**Task directions**
Tally the lines below that contain "region". The number is the whole answer.

**Dataset content**
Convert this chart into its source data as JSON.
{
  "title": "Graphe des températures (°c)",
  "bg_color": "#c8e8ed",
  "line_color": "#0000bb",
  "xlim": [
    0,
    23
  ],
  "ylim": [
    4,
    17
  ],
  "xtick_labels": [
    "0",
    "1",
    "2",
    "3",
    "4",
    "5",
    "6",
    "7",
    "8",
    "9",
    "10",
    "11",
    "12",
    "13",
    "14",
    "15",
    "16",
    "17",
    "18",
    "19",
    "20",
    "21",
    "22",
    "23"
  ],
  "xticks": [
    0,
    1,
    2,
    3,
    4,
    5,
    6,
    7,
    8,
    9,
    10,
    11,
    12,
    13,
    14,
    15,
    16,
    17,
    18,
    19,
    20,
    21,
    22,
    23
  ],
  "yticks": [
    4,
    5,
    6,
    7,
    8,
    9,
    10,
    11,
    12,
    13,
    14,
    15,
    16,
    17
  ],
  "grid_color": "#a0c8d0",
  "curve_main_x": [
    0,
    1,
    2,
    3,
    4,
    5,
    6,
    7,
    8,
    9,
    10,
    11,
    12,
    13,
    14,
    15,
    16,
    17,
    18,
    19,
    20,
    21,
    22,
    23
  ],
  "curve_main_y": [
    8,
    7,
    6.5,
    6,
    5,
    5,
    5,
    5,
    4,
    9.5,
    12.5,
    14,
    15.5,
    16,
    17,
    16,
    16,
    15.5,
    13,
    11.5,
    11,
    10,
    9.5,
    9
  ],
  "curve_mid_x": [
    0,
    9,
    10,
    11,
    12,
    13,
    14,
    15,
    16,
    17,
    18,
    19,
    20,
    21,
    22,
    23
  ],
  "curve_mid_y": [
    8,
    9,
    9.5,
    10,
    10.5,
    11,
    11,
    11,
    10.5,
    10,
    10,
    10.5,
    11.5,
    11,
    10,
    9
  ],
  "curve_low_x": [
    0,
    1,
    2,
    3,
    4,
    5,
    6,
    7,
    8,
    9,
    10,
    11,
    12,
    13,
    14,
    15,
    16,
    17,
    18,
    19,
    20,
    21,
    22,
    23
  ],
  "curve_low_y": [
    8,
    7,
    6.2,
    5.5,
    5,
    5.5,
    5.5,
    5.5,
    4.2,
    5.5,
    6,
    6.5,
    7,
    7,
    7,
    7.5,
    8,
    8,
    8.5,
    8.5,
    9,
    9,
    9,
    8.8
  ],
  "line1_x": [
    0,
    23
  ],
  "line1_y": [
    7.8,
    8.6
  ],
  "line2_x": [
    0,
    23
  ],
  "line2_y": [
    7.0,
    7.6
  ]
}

* * *

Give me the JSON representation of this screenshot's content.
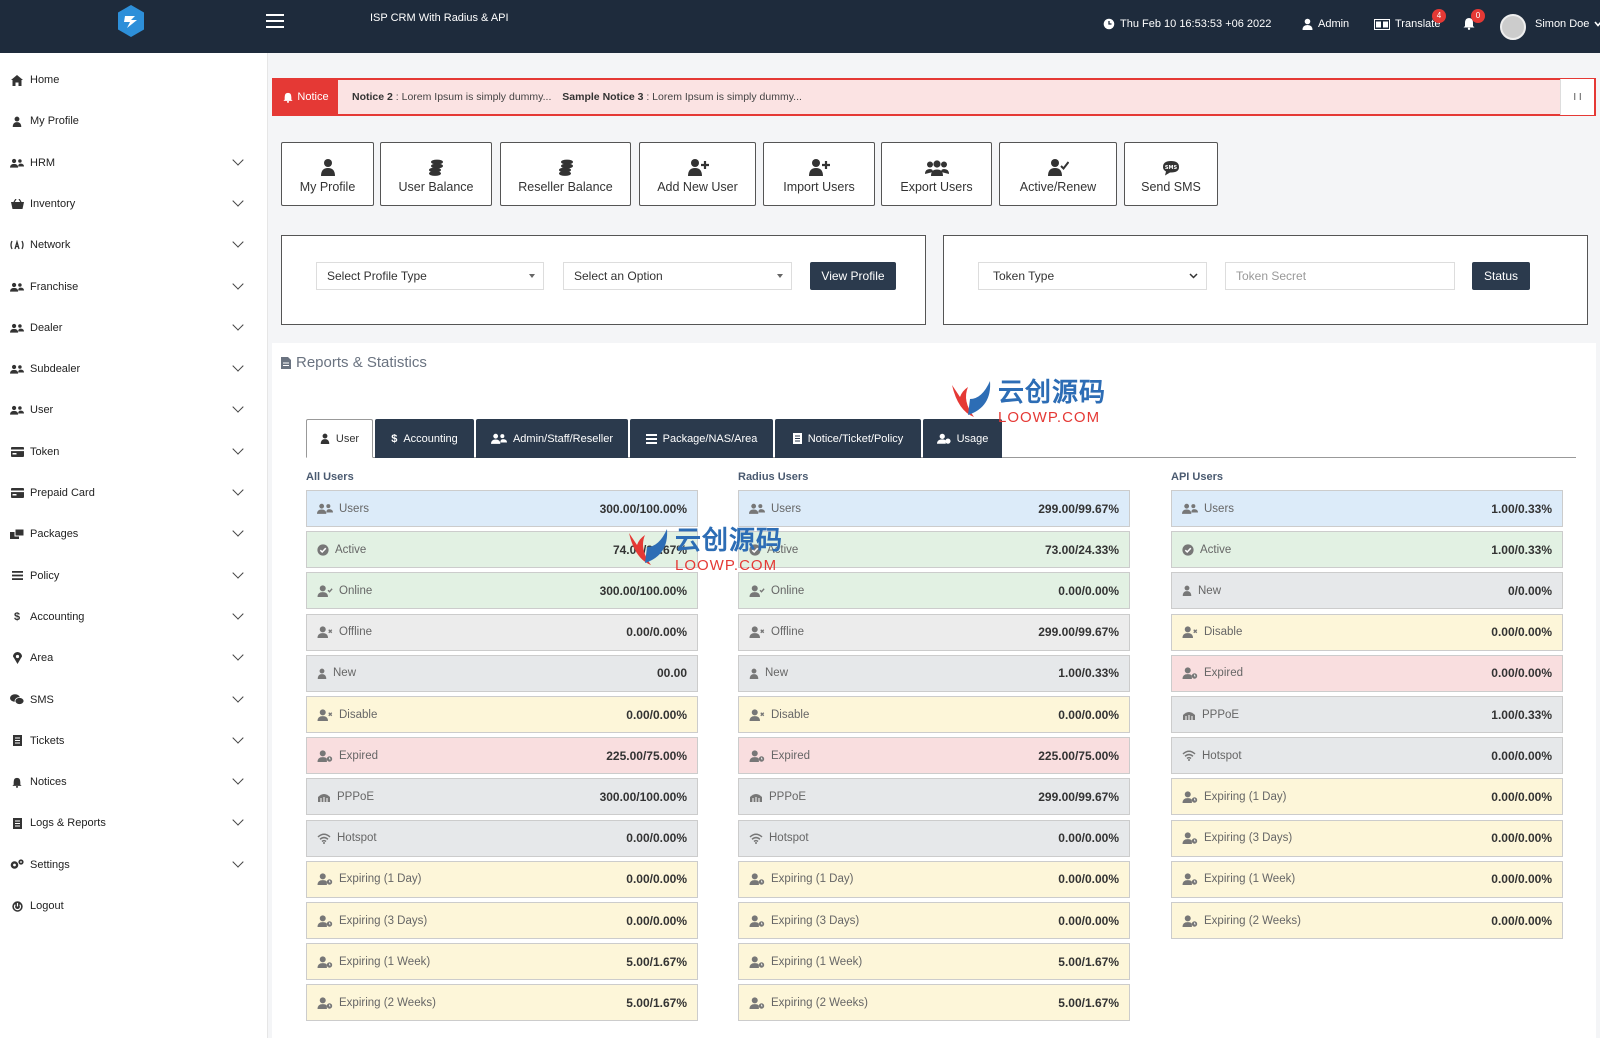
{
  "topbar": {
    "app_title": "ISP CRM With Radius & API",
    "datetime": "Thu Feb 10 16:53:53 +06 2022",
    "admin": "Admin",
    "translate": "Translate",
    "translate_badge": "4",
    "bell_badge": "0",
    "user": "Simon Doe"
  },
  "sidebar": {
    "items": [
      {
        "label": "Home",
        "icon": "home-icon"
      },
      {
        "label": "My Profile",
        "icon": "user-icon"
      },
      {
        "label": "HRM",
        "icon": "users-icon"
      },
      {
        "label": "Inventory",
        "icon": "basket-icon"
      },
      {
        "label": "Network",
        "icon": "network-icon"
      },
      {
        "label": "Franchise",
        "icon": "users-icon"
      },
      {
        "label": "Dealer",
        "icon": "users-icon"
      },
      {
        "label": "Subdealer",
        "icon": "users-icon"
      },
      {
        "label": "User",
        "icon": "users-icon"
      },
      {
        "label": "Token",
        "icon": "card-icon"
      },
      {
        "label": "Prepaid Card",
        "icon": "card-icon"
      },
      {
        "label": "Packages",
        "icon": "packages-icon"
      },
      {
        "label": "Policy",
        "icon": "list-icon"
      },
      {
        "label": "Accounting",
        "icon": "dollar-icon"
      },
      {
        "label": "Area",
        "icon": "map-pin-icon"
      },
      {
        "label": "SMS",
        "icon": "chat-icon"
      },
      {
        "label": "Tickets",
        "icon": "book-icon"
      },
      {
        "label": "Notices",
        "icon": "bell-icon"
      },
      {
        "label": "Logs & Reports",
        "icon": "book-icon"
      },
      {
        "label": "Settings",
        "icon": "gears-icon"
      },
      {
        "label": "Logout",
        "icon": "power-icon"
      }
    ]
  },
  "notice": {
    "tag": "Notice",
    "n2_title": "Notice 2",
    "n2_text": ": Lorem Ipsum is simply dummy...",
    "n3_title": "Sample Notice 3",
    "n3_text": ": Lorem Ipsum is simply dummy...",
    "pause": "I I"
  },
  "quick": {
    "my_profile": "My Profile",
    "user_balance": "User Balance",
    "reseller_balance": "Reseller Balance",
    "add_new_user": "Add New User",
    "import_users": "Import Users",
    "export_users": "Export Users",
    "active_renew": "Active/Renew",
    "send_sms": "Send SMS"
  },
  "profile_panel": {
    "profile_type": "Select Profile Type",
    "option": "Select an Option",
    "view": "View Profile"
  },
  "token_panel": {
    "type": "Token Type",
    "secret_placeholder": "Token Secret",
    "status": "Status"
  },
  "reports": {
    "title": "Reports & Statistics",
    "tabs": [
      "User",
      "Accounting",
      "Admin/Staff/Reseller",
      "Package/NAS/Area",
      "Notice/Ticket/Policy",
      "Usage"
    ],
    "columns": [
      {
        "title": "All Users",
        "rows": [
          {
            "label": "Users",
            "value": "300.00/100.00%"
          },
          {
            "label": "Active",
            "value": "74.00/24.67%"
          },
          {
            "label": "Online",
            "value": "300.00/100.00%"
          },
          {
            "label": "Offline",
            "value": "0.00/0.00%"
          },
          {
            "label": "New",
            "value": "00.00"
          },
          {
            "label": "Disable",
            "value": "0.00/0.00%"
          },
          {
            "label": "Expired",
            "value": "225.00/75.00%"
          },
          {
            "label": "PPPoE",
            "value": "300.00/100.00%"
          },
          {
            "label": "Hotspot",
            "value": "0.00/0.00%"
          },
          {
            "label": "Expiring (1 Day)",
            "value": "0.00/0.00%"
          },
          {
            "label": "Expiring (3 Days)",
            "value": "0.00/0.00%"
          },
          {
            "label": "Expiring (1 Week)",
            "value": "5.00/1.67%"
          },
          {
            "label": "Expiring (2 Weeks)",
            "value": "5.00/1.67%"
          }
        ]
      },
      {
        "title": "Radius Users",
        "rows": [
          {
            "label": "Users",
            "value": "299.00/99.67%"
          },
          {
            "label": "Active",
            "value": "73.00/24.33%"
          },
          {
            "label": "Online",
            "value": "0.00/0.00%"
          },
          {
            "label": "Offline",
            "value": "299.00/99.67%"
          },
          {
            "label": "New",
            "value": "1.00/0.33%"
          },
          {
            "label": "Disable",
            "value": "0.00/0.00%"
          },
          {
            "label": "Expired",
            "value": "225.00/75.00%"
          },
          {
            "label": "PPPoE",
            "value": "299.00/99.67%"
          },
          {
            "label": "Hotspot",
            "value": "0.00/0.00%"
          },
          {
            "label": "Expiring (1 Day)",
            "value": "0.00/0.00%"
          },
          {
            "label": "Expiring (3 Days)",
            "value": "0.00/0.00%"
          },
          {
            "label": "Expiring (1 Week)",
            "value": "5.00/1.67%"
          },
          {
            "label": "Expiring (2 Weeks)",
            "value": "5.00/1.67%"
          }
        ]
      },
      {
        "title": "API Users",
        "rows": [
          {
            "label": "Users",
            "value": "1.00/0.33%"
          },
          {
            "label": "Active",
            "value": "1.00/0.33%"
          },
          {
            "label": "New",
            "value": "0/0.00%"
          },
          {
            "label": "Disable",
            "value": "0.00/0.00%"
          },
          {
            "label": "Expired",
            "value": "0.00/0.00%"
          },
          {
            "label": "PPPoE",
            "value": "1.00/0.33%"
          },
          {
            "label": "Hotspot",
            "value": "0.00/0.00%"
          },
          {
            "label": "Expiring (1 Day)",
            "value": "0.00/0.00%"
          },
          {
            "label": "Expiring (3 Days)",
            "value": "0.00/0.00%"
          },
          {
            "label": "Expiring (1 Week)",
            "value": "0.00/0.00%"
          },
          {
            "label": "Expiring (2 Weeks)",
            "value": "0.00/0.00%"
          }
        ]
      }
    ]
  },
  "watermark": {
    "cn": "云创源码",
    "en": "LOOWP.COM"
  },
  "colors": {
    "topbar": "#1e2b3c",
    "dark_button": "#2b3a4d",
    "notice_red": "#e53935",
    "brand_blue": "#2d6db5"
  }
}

==

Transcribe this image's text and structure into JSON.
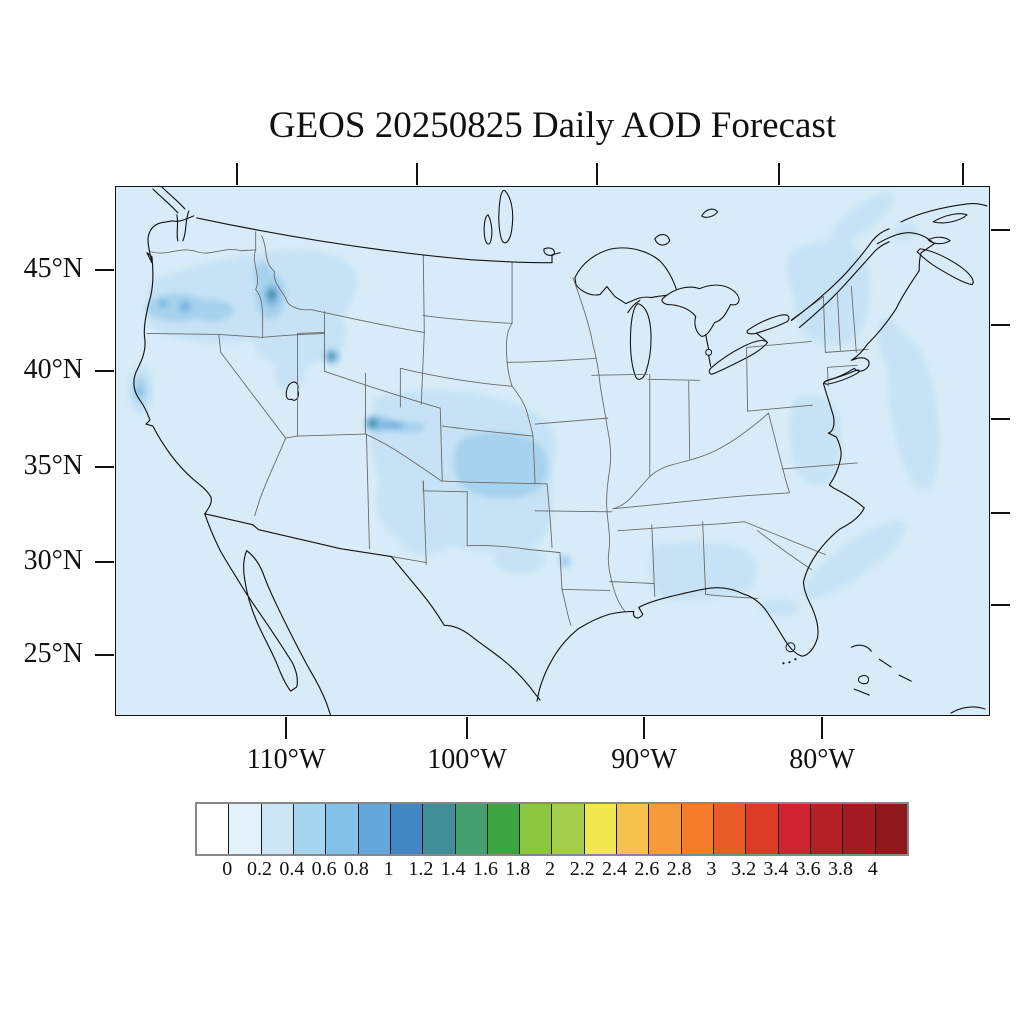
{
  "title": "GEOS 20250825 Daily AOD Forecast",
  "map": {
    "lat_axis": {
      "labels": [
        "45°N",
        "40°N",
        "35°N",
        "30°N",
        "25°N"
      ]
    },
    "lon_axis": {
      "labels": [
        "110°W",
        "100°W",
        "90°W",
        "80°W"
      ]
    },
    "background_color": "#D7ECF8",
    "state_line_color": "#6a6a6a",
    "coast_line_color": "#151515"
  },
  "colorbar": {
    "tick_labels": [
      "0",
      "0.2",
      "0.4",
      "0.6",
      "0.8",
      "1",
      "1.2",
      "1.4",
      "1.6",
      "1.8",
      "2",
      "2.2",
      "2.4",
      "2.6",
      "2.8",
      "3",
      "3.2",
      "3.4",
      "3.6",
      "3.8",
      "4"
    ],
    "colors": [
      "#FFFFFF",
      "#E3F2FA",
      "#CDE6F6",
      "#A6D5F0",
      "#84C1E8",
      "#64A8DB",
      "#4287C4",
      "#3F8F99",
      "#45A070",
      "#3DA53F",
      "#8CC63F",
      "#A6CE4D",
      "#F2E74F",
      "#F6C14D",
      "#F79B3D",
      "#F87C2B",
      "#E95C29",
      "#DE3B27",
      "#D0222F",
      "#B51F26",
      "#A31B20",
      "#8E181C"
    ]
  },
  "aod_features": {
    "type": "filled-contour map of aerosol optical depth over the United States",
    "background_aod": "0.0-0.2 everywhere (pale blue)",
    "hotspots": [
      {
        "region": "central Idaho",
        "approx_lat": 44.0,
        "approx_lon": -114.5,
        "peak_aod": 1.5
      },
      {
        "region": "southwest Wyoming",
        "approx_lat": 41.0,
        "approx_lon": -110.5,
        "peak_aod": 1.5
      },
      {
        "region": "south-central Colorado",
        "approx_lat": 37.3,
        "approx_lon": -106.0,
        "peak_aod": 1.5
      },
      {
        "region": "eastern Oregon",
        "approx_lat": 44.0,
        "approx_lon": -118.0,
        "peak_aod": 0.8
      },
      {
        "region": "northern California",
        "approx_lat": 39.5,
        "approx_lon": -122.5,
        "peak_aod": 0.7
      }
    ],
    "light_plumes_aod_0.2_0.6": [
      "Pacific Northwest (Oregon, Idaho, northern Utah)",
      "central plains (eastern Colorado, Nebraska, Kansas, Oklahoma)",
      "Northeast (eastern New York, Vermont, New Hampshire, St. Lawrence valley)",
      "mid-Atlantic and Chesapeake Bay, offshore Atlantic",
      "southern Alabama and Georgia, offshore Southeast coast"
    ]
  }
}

**Task response**
5